### Figure collection entries

(begin)

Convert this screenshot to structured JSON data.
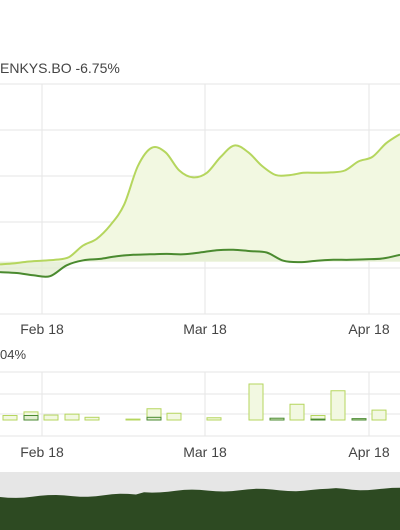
{
  "legend": {
    "series_label": "ENKYS.BO -6.75%"
  },
  "volume_label": "04%",
  "colors": {
    "light_series": "#b5d65e",
    "light_fill": "#f2f8e1",
    "dark_series": "#4a8a2f",
    "navigator": "#2d4a22",
    "navigator_bg": "#e6e6e6",
    "grid": "#e6e6e6"
  },
  "chart_data": [
    {
      "type": "area",
      "x_ticks": [
        "Feb 18",
        "Mar 18",
        "Apr 18"
      ],
      "y_ticks": [
        "",
        "",
        "",
        "",
        ""
      ],
      "series": [
        {
          "name": "",
          "values": [
            -0.6,
            -0.4,
            0.0,
            0.2,
            0.4,
            1.0,
            3.5,
            5.0,
            8.0,
            12.5,
            21.0,
            25.0,
            24.0,
            20.0,
            18.5,
            19.5,
            23.0,
            25.5,
            24.0,
            21.0,
            19.0,
            19.0,
            19.5,
            19.5,
            19.6,
            20.0,
            22.0,
            23.0,
            26.0,
            28.0
          ]
        },
        {
          "name": "",
          "values": [
            -2.3,
            -2.5,
            -3.0,
            -3.2,
            -0.8,
            0.3,
            0.6,
            1.2,
            1.5,
            1.6,
            1.7,
            1.6,
            2.0,
            2.5,
            2.6,
            2.3,
            2.0,
            0.2,
            -0.1,
            0.2,
            0.4,
            0.4,
            0.5,
            0.7,
            1.5
          ]
        }
      ]
    },
    {
      "type": "bar",
      "x_ticks": [
        "Feb 18",
        "Mar 18",
        "Apr 18"
      ],
      "series": [
        {
          "name": "",
          "values": [
            1.0,
            1.1,
            1.3,
            0.6,
            0.2,
            1.5,
            0.5,
            8.0,
            3.5,
            6.5,
            2.2,
            1.8,
            2.5,
            1.0
          ]
        },
        {
          "name": "",
          "values": [
            1.0,
            0.6,
            0.4,
            0.2,
            0.3
          ]
        }
      ]
    }
  ]
}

(end)

### INSTRUCTIONS FOR THE TASK
Output the entries above exactly, without their pictures.

### REPLY
Convert this screenshot to structured JSON data.
{
  "legend": {
    "series_label": "ENKYS.BO -6.75%"
  },
  "volume_label": "04%",
  "colors": {
    "light_series": "#b5d65e",
    "light_fill": "#f2f8e1",
    "dark_series": "#4a8a2f",
    "navigator": "#2d4a22",
    "navigator_bg": "#e6e6e6",
    "grid": "#e6e6e6"
  },
  "chart_data": [
    {
      "type": "area",
      "x_ticks": [
        "Feb 18",
        "Mar 18",
        "Apr 18"
      ],
      "y_ticks": [
        "",
        "",
        "",
        "",
        ""
      ],
      "series": [
        {
          "name": "",
          "values": [
            -0.6,
            -0.4,
            0.0,
            0.2,
            0.4,
            1.0,
            3.5,
            5.0,
            8.0,
            12.5,
            21.0,
            25.0,
            24.0,
            20.0,
            18.5,
            19.5,
            23.0,
            25.5,
            24.0,
            21.0,
            19.0,
            19.0,
            19.5,
            19.5,
            19.6,
            20.0,
            22.0,
            23.0,
            26.0,
            28.0
          ]
        },
        {
          "name": "",
          "values": [
            -2.3,
            -2.5,
            -3.0,
            -3.2,
            -0.8,
            0.3,
            0.6,
            1.2,
            1.5,
            1.6,
            1.7,
            1.6,
            2.0,
            2.5,
            2.6,
            2.3,
            2.0,
            0.2,
            -0.1,
            0.2,
            0.4,
            0.4,
            0.5,
            0.7,
            1.5
          ]
        }
      ]
    },
    {
      "type": "bar",
      "x_ticks": [
        "Feb 18",
        "Mar 18",
        "Apr 18"
      ],
      "series": [
        {
          "name": "",
          "values": [
            1.0,
            1.1,
            1.3,
            0.6,
            0.2,
            1.5,
            0.5,
            8.0,
            3.5,
            6.5,
            2.2,
            1.8,
            2.5,
            1.0
          ]
        },
        {
          "name": "",
          "values": [
            1.0,
            0.6,
            0.4,
            0.2,
            0.3
          ]
        }
      ]
    }
  ]
}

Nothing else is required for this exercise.